— START —

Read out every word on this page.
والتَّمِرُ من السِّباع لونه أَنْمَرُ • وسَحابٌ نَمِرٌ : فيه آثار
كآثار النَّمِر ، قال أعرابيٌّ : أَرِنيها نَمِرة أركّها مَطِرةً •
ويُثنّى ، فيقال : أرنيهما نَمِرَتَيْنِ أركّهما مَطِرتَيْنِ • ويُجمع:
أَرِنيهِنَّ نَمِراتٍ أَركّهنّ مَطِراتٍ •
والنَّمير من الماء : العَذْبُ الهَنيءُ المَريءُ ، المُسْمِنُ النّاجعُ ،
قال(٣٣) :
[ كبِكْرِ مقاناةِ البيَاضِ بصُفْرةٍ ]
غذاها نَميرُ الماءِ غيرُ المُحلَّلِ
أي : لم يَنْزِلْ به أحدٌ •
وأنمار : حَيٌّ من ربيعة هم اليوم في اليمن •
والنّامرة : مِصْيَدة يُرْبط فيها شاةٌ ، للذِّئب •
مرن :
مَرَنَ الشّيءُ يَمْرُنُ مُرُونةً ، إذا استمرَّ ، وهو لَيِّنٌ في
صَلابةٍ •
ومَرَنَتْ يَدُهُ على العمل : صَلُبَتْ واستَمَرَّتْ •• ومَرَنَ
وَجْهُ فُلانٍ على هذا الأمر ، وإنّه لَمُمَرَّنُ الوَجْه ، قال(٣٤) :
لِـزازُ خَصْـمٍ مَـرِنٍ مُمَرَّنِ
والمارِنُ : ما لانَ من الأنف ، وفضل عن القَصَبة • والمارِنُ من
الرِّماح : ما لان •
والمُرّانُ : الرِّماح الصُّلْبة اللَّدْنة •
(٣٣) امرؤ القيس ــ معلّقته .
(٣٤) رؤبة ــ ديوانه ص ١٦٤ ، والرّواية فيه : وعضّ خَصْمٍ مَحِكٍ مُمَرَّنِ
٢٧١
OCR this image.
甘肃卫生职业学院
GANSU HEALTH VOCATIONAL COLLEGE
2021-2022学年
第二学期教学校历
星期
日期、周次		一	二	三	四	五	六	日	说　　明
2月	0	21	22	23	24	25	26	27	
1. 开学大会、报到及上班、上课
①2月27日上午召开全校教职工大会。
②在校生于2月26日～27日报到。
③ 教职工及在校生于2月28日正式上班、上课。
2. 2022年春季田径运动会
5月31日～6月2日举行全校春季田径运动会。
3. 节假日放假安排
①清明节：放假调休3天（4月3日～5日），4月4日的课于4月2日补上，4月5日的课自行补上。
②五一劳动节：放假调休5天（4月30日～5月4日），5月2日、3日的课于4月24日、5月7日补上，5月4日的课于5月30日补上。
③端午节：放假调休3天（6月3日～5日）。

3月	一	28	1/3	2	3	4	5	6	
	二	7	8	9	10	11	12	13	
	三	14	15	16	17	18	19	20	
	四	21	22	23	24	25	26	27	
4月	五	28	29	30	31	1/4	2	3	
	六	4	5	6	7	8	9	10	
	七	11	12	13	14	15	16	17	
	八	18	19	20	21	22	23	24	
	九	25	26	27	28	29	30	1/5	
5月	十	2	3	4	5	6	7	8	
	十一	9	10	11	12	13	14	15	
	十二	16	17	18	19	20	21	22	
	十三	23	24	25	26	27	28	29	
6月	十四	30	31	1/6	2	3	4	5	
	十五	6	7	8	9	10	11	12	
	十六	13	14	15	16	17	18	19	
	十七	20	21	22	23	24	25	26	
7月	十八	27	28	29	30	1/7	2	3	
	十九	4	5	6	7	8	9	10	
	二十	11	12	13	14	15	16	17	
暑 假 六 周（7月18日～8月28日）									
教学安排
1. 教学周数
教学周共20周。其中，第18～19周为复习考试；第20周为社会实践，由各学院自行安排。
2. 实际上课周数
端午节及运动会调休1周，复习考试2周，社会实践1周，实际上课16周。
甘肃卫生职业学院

— END —

- **Problem statement**:
Answer with a single number: the count of lines holding the word "الماء".

- **The reply**:
2